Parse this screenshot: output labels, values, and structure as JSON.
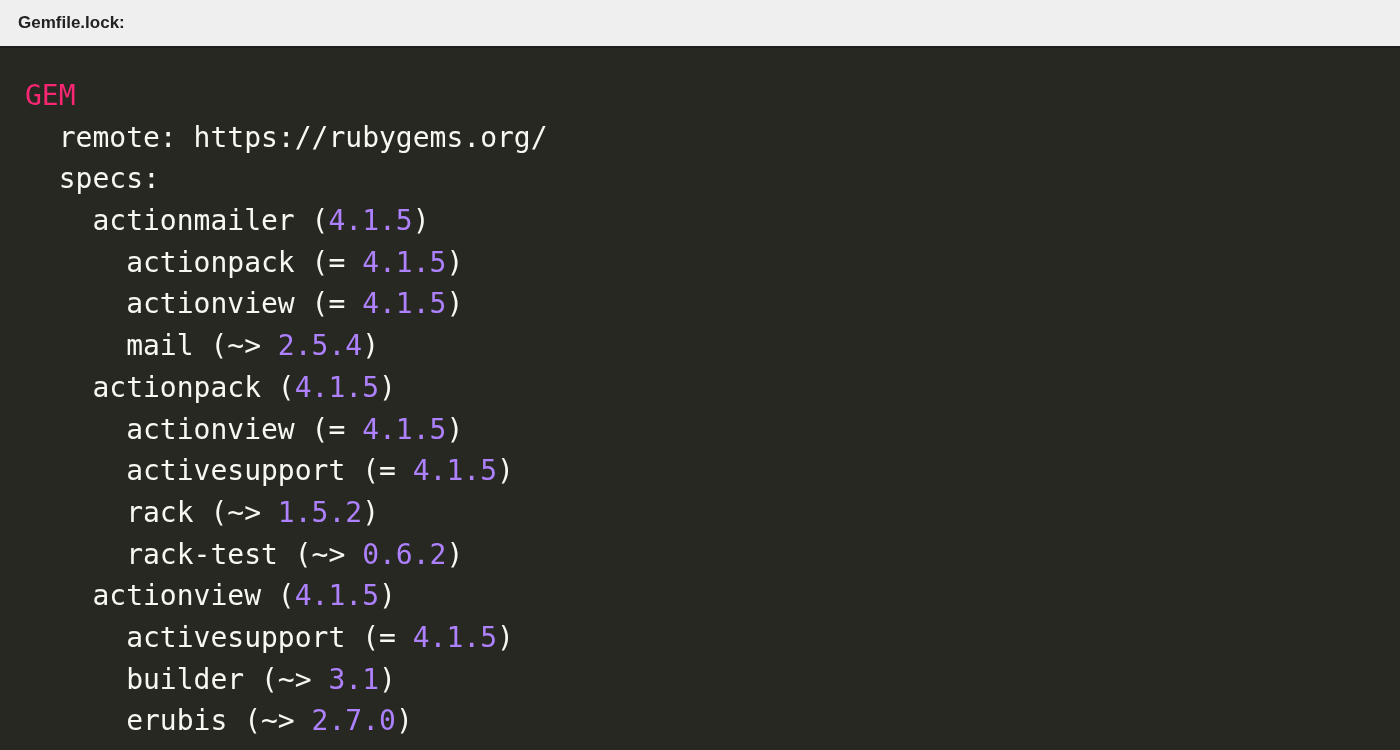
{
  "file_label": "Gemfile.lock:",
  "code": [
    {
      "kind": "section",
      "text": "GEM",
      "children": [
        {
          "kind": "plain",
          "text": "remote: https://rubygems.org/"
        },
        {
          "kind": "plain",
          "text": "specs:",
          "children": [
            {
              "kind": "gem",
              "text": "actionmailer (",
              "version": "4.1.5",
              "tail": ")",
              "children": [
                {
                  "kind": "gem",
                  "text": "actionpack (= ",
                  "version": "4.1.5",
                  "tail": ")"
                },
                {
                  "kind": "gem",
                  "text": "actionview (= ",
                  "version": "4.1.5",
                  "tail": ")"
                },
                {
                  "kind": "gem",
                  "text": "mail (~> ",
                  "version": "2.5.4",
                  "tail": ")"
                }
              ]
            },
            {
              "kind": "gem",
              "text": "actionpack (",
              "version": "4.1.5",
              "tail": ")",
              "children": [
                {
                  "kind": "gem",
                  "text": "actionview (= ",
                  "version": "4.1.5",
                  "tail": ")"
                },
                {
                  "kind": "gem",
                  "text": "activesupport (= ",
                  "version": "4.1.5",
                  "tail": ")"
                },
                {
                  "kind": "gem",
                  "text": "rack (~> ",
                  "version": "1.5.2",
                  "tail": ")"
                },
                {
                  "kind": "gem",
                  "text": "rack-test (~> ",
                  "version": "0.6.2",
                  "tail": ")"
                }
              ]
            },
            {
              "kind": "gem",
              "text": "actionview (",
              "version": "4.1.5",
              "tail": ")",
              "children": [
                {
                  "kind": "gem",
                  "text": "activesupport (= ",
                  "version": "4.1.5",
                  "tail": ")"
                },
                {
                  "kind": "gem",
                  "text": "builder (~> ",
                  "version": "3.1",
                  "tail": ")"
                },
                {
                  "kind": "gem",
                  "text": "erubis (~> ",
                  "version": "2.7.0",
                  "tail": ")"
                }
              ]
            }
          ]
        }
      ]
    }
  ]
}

########################################

> **REQUIREMENT**
Print the complete listing exactly, apart from any pictures.

> **OUTPUT OF THE EXERCISE**
Parse this screenshot: output labels, values, and structure as JSON.
{
  "file_label": "Gemfile.lock:",
  "code": [
    {
      "kind": "section",
      "text": "GEM",
      "children": [
        {
          "kind": "plain",
          "text": "remote: https://rubygems.org/"
        },
        {
          "kind": "plain",
          "text": "specs:",
          "children": [
            {
              "kind": "gem",
              "text": "actionmailer (",
              "version": "4.1.5",
              "tail": ")",
              "children": [
                {
                  "kind": "gem",
                  "text": "actionpack (= ",
                  "version": "4.1.5",
                  "tail": ")"
                },
                {
                  "kind": "gem",
                  "text": "actionview (= ",
                  "version": "4.1.5",
                  "tail": ")"
                },
                {
                  "kind": "gem",
                  "text": "mail (~> ",
                  "version": "2.5.4",
                  "tail": ")"
                }
              ]
            },
            {
              "kind": "gem",
              "text": "actionpack (",
              "version": "4.1.5",
              "tail": ")",
              "children": [
                {
                  "kind": "gem",
                  "text": "actionview (= ",
                  "version": "4.1.5",
                  "tail": ")"
                },
                {
                  "kind": "gem",
                  "text": "activesupport (= ",
                  "version": "4.1.5",
                  "tail": ")"
                },
                {
                  "kind": "gem",
                  "text": "rack (~> ",
                  "version": "1.5.2",
                  "tail": ")"
                },
                {
                  "kind": "gem",
                  "text": "rack-test (~> ",
                  "version": "0.6.2",
                  "tail": ")"
                }
              ]
            },
            {
              "kind": "gem",
              "text": "actionview (",
              "version": "4.1.5",
              "tail": ")",
              "children": [
                {
                  "kind": "gem",
                  "text": "activesupport (= ",
                  "version": "4.1.5",
                  "tail": ")"
                },
                {
                  "kind": "gem",
                  "text": "builder (~> ",
                  "version": "3.1",
                  "tail": ")"
                },
                {
                  "kind": "gem",
                  "text": "erubis (~> ",
                  "version": "2.7.0",
                  "tail": ")"
                }
              ]
            }
          ]
        }
      ]
    }
  ]
}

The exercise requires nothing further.